* **Task goal**: Copy every entry exactly as given, minus the images.

* BEGIN Records *

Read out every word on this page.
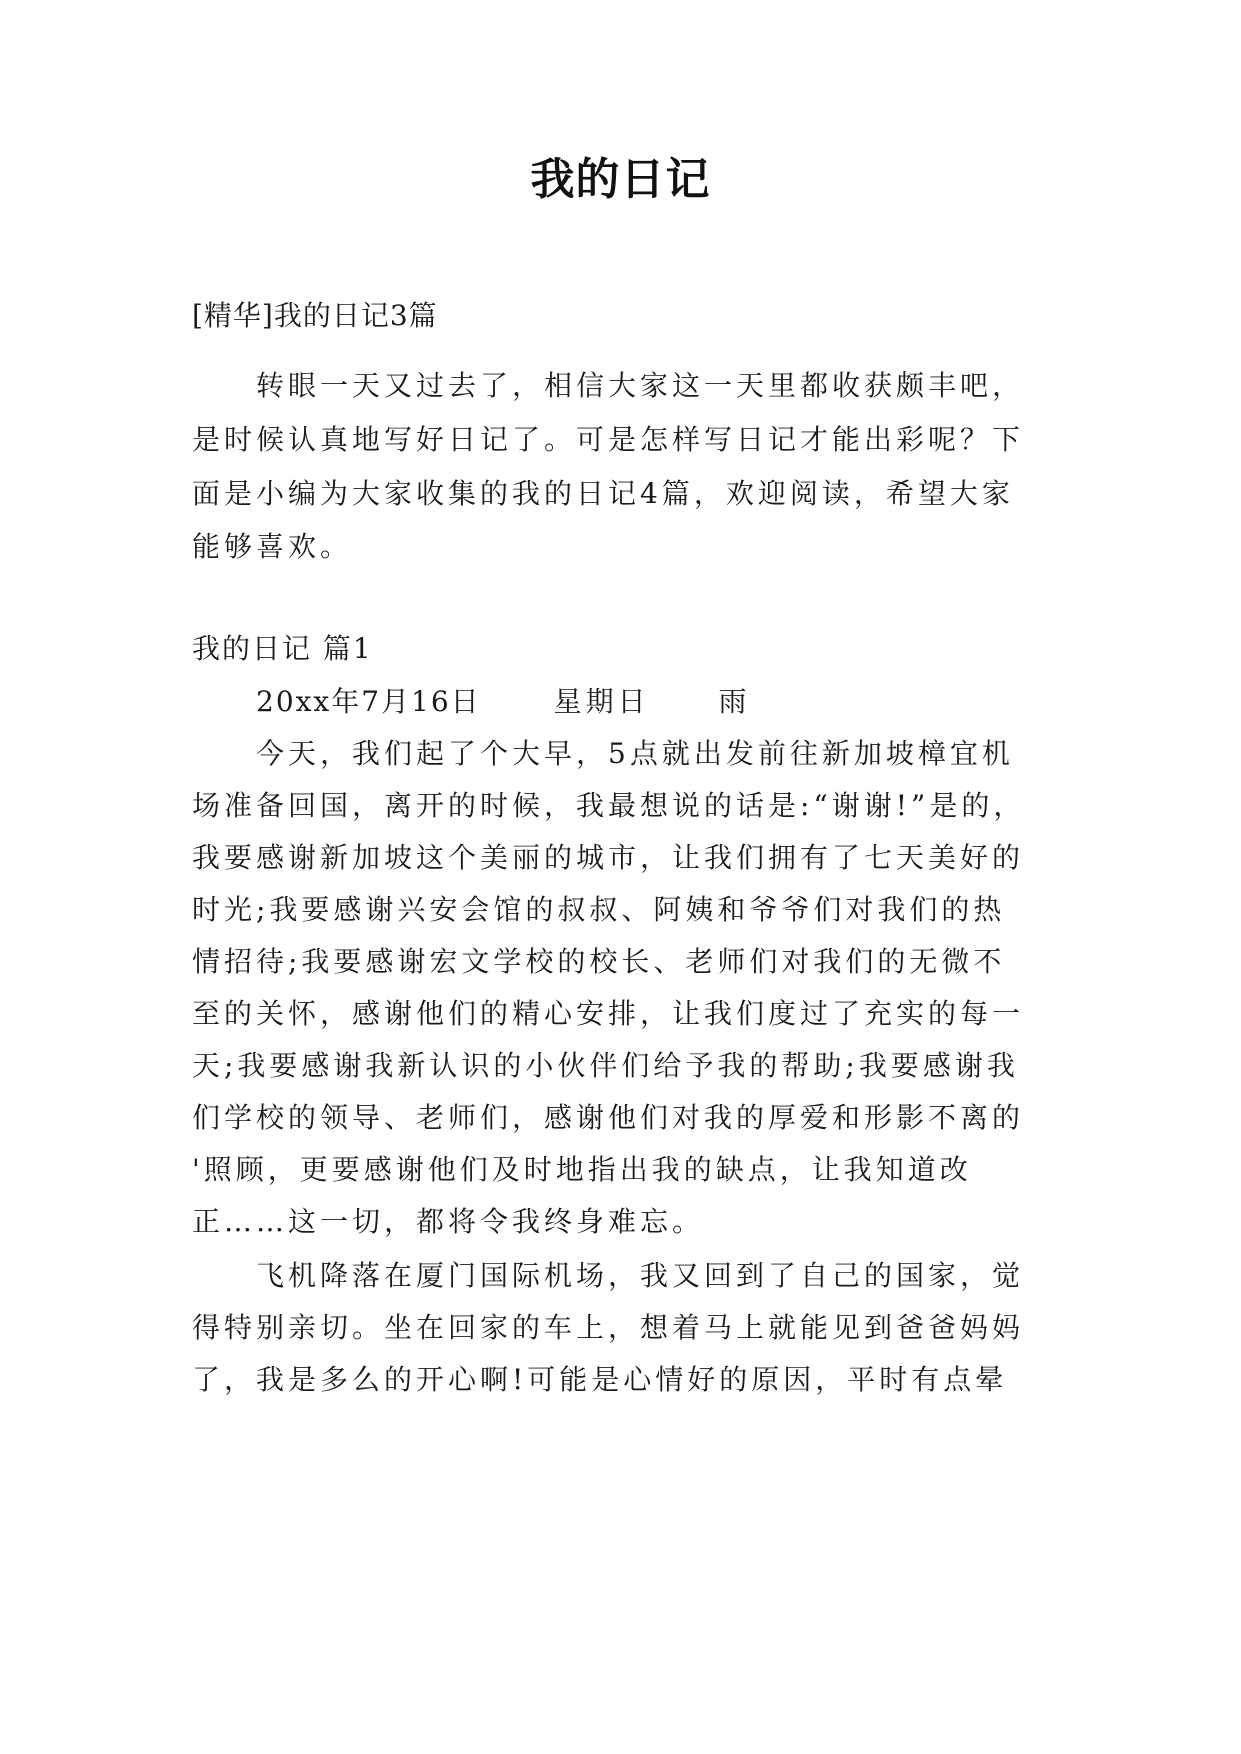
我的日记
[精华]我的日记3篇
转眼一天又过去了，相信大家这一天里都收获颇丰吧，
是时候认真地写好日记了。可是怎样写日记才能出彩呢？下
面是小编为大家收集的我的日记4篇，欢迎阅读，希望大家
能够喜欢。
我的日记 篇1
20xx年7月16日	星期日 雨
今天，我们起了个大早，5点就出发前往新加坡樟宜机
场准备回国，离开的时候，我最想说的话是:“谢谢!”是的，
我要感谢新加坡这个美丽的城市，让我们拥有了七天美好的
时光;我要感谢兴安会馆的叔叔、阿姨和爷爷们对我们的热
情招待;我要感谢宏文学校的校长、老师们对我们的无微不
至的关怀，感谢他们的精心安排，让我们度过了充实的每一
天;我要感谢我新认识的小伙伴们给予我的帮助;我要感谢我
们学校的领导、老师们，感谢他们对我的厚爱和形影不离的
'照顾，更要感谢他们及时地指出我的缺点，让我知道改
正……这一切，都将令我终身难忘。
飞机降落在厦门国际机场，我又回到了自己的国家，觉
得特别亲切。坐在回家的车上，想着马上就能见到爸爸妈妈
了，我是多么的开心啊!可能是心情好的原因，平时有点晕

* END Records *

* **Written solution**:
Read out every word on this page.
我的日记
[精华]我的日记3篇
转眼一天又过去了，相信大家这一天里都收获颇丰吧，
是时候认真地写好日记了。可是怎样写日记才能出彩呢？下
面是小编为大家收集的我的日记4篇，欢迎阅读，希望大家
能够喜欢。
我的日记 篇1
20xx年7月16日	星期日 雨
今天，我们起了个大早，5点就出发前往新加坡樟宜机
场准备回国，离开的时候，我最想说的话是:“谢谢!”是的，
我要感谢新加坡这个美丽的城市，让我们拥有了七天美好的
时光;我要感谢兴安会馆的叔叔、阿姨和爷爷们对我们的热
情招待;我要感谢宏文学校的校长、老师们对我们的无微不
至的关怀，感谢他们的精心安排，让我们度过了充实的每一
天;我要感谢我新认识的小伙伴们给予我的帮助;我要感谢我
们学校的领导、老师们，感谢他们对我的厚爱和形影不离的
'照顾，更要感谢他们及时地指出我的缺点，让我知道改
正……这一切，都将令我终身难忘。
飞机降落在厦门国际机场，我又回到了自己的国家，觉
得特别亲切。坐在回家的车上，想着马上就能见到爸爸妈妈
了，我是多么的开心啊!可能是心情好的原因，平时有点晕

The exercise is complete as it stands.